§ **GIVEN INFORMATION**

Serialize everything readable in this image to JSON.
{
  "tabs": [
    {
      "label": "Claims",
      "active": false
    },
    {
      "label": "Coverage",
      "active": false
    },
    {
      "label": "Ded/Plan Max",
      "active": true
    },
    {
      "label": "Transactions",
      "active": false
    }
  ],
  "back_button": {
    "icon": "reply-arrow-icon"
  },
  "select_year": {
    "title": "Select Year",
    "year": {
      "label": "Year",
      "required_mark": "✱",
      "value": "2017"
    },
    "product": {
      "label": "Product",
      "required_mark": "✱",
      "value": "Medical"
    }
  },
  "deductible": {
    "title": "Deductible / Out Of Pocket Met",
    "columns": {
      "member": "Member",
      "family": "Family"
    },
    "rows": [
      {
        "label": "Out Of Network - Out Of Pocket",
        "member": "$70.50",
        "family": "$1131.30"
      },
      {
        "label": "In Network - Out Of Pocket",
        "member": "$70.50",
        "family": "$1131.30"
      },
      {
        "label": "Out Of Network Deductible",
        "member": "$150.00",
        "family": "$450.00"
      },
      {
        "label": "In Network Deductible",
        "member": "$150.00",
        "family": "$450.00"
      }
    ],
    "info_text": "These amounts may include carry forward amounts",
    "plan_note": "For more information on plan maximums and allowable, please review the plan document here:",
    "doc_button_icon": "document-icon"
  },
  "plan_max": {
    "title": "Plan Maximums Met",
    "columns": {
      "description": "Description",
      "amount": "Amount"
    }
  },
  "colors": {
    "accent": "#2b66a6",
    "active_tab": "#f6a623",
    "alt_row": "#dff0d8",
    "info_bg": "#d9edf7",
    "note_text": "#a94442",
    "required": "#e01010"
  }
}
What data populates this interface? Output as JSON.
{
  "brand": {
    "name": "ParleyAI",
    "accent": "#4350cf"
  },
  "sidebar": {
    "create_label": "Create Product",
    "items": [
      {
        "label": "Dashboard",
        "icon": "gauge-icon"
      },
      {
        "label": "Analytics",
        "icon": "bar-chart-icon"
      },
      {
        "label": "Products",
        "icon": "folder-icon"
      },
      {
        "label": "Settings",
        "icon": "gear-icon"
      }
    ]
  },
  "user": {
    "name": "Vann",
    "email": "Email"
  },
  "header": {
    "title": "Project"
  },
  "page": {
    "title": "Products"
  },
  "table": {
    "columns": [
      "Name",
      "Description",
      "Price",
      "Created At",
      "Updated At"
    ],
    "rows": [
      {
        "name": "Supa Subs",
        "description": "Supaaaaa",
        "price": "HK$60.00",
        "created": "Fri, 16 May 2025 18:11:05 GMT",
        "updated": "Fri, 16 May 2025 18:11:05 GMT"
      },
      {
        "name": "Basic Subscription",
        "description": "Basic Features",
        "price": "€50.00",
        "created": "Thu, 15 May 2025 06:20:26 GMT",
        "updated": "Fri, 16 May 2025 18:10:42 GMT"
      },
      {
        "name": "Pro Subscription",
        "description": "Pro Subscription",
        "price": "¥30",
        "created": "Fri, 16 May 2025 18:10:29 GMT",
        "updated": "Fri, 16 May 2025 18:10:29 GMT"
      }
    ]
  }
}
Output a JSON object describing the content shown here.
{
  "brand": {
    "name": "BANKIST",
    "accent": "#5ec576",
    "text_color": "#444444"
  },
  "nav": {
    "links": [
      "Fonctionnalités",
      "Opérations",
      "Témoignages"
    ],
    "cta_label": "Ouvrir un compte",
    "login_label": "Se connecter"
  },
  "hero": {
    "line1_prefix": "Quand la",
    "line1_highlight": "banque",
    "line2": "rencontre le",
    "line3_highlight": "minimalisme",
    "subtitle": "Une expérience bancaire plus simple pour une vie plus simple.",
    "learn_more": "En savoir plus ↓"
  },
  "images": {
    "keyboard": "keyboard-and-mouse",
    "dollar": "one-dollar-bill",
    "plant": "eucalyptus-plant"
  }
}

§ **AIM**
Gather up every line in the data above that contains the word "here", copying each one.

§ **EXERCISE RESULT**
    "plan_note": "For more information on plan maximums and allowable, please review the plan document here:",
Output a JSON object describing the content shown here.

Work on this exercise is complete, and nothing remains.